Exercise:
Gather every line of the entries that includes the word "screenshot".

Records for the exercise:
[start]
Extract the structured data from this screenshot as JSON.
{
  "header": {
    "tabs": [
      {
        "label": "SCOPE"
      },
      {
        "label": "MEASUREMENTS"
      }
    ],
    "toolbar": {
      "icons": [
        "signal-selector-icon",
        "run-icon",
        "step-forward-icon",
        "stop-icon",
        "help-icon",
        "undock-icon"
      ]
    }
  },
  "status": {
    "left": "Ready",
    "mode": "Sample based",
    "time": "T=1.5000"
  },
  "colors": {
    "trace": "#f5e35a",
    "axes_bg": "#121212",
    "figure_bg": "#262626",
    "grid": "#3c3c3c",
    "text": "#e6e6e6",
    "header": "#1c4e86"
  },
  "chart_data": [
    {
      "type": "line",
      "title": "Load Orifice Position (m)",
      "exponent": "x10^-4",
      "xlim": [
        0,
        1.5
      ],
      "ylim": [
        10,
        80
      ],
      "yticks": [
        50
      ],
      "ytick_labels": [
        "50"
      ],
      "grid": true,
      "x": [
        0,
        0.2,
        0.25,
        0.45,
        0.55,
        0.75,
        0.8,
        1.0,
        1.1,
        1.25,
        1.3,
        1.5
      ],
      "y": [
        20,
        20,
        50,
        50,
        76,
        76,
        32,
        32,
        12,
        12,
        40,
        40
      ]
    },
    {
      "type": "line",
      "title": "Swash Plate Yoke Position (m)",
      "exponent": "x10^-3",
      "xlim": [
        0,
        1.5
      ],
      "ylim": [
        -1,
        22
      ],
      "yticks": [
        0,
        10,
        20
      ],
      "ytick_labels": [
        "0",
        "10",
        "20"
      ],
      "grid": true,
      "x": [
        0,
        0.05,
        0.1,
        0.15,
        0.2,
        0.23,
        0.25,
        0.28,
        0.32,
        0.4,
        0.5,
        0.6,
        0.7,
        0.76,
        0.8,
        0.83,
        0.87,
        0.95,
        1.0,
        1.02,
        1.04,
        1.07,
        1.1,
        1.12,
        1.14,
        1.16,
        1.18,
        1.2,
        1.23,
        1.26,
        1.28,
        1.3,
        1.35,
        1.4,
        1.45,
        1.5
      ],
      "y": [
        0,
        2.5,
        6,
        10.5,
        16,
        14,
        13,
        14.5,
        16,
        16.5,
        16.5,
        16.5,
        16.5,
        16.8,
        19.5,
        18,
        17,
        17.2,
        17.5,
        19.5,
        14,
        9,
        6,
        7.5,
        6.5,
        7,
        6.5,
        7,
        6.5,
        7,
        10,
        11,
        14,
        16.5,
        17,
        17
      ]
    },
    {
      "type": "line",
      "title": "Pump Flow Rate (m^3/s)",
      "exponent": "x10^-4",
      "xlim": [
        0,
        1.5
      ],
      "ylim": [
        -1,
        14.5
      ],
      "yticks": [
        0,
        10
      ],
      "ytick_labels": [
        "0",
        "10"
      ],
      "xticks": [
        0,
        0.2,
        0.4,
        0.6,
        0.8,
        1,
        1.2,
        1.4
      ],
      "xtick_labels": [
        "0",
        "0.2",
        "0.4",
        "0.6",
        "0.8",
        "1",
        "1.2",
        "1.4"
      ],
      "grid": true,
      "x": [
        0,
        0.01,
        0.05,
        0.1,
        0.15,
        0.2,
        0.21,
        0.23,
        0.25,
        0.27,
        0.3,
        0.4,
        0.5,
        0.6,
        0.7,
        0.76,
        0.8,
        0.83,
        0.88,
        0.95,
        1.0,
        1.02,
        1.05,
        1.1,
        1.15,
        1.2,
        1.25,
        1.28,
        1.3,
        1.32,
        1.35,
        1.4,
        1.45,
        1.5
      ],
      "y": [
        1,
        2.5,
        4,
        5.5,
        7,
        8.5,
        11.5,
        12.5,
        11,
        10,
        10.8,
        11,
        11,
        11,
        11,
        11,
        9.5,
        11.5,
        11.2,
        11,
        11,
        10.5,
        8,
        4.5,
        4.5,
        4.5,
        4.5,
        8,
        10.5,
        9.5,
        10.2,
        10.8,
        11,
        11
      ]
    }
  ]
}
[end]
[start]
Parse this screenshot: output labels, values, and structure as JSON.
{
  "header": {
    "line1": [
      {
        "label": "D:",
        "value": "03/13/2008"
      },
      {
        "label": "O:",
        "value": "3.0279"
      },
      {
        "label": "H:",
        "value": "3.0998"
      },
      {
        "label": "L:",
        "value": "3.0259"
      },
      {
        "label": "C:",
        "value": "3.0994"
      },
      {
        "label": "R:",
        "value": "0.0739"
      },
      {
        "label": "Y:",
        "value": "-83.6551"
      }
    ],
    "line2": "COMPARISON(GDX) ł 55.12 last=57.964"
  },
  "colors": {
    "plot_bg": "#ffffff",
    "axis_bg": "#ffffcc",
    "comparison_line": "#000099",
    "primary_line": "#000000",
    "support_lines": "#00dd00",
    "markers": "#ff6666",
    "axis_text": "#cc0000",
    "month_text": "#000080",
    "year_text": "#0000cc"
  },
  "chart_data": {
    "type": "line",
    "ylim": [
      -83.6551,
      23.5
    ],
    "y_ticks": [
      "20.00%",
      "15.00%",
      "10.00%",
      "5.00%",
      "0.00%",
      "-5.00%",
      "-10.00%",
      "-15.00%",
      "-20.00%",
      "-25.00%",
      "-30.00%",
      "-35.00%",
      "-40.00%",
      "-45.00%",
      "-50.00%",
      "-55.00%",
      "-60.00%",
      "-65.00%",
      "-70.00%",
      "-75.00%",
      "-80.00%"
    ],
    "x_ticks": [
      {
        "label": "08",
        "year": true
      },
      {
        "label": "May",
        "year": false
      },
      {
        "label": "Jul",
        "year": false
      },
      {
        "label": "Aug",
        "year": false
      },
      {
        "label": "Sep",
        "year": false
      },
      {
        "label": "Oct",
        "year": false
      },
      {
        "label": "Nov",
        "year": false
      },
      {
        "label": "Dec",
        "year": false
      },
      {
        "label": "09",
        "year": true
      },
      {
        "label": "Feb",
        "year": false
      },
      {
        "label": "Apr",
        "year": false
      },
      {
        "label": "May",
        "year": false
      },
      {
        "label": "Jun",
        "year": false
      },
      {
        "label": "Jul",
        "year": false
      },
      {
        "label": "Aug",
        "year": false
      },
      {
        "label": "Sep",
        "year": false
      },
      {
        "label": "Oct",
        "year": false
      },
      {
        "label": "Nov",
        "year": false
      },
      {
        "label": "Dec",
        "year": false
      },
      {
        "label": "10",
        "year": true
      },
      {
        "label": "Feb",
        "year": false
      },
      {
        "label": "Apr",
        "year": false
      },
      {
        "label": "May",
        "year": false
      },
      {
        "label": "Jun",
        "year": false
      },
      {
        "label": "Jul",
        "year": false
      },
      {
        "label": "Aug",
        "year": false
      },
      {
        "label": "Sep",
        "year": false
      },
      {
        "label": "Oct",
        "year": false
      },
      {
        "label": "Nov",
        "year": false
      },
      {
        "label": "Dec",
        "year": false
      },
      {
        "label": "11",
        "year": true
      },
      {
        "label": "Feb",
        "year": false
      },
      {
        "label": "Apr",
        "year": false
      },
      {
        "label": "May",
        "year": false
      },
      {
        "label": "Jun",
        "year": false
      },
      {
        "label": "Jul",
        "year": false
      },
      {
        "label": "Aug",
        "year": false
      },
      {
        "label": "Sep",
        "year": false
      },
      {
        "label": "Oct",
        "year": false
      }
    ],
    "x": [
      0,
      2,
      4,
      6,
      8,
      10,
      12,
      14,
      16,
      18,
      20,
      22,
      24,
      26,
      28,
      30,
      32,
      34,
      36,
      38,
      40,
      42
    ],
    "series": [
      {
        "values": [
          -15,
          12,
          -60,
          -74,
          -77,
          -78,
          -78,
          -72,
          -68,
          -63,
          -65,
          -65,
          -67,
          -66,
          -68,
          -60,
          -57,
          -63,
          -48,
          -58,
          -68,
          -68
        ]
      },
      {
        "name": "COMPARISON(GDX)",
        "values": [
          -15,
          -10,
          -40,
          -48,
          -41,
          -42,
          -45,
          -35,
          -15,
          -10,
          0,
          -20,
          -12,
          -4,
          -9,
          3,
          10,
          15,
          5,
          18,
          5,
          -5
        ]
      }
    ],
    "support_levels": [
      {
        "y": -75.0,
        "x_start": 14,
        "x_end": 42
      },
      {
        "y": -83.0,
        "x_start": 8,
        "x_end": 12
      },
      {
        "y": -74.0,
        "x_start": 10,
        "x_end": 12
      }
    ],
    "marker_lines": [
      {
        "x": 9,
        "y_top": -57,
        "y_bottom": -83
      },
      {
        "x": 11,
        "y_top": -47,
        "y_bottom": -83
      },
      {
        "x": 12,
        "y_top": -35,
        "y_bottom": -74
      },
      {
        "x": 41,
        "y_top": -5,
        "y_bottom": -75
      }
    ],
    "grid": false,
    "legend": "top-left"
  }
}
[end]
[start]
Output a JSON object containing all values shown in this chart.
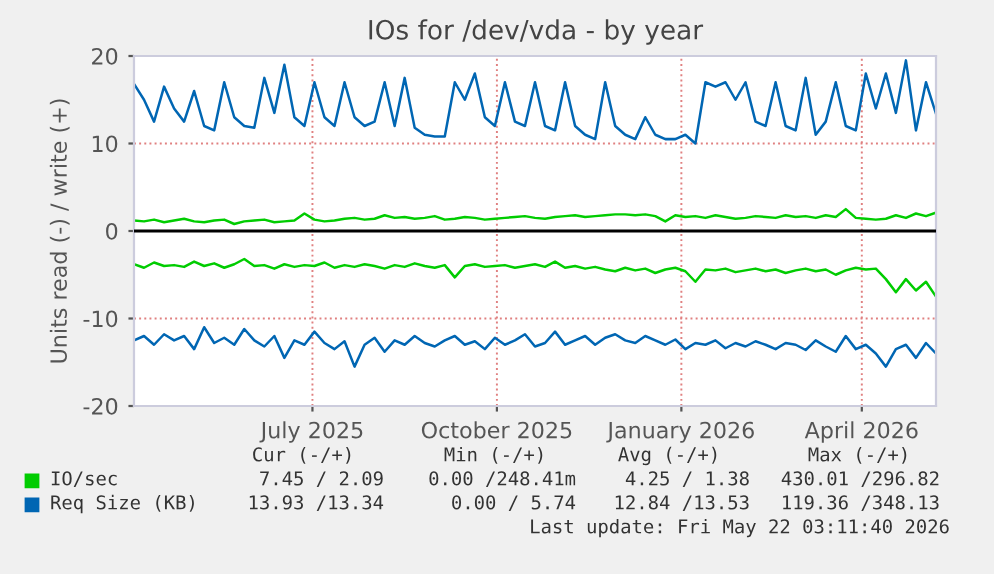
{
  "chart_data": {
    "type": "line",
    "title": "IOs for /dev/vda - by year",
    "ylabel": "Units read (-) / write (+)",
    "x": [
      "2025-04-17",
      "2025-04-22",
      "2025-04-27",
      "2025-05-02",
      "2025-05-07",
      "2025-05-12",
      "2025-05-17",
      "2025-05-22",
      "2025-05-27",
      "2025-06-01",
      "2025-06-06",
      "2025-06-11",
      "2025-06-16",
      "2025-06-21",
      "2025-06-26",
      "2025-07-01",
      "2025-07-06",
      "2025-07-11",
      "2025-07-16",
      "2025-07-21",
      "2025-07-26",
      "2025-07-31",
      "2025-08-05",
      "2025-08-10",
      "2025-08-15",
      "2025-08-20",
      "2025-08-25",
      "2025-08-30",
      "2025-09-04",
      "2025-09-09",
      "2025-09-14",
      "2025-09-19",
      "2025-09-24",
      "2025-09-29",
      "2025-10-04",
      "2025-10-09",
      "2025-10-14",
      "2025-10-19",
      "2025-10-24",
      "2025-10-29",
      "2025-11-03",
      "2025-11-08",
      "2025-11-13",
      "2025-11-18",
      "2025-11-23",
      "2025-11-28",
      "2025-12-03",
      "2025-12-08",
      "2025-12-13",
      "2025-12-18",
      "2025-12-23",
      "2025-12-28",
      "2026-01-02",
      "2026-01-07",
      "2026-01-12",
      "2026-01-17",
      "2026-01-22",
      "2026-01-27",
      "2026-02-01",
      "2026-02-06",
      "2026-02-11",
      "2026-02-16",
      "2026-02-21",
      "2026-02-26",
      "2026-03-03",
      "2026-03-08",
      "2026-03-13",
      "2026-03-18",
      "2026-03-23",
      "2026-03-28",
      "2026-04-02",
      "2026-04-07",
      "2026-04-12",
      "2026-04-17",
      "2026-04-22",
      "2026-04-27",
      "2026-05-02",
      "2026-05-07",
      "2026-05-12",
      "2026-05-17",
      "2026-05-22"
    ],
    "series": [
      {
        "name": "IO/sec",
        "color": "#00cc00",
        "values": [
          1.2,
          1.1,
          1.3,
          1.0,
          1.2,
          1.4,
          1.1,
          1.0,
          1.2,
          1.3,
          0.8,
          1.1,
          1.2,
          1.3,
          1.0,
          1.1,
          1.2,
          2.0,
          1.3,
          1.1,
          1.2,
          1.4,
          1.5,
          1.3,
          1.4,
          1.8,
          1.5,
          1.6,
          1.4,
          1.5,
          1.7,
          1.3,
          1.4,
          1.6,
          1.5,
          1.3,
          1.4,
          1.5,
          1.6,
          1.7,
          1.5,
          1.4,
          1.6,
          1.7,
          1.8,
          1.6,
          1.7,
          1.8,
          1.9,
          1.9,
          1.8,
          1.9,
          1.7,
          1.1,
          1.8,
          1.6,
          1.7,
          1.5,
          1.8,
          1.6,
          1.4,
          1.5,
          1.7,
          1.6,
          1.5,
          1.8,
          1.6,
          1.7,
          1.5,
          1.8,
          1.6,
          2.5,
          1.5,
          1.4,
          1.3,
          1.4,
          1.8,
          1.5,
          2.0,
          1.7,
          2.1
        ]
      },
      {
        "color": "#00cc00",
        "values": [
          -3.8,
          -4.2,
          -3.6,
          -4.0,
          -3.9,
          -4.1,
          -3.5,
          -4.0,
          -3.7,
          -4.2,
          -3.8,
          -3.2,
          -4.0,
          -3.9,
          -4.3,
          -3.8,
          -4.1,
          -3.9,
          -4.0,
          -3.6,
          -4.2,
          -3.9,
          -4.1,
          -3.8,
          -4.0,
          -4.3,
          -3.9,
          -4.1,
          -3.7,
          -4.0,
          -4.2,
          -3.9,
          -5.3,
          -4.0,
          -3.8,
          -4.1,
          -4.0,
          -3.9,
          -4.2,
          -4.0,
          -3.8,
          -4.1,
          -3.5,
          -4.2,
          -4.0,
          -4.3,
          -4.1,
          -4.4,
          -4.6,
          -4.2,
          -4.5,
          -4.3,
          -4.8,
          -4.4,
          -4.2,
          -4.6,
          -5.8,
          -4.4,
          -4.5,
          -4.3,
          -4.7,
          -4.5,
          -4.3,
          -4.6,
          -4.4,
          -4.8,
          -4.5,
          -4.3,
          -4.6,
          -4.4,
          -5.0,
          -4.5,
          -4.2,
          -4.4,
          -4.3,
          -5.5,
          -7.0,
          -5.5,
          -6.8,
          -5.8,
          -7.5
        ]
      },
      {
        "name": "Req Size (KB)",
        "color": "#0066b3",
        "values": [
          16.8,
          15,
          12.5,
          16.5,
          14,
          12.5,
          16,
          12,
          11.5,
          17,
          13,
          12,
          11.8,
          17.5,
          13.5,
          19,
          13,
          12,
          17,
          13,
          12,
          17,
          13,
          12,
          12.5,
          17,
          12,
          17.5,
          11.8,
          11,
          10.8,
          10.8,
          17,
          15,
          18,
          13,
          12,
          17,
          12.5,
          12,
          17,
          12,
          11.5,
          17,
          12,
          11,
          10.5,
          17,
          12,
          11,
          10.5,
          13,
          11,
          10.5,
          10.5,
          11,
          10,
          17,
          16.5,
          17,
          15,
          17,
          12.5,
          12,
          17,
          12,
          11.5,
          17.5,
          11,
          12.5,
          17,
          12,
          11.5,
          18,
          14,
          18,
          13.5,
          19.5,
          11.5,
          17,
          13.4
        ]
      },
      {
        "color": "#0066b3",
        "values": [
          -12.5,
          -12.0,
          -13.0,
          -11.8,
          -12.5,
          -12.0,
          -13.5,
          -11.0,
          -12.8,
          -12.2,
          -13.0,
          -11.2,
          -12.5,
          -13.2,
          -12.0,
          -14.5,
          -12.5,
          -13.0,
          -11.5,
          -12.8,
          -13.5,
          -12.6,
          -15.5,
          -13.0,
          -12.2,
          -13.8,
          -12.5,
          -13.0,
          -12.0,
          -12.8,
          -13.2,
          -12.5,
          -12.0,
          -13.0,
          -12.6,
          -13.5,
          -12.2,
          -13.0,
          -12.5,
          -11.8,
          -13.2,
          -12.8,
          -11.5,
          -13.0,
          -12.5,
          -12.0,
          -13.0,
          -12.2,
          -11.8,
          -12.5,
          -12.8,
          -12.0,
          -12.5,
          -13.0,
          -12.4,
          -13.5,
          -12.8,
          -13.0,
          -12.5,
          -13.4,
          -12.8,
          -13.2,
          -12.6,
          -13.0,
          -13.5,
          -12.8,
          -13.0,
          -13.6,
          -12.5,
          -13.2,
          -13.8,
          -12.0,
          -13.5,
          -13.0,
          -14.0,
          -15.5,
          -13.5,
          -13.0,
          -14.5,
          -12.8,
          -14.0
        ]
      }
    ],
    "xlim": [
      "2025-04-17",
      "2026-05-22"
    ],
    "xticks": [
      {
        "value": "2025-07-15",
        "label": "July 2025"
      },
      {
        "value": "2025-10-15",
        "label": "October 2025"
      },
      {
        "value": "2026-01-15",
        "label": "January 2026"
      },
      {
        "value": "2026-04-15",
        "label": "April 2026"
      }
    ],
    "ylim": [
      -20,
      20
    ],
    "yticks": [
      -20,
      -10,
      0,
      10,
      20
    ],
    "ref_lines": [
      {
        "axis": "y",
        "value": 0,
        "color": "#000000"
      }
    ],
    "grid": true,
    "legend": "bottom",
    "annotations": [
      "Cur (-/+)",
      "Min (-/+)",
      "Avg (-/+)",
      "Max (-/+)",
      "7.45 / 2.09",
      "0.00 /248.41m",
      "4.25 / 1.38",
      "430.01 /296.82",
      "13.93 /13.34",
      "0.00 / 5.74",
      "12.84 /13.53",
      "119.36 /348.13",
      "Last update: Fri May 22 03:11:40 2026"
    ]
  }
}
[end]
Answer in full:
Extract the structured data from this screenshot as JSON.
Parse this screenshot: output labels, values, and structure as JSON.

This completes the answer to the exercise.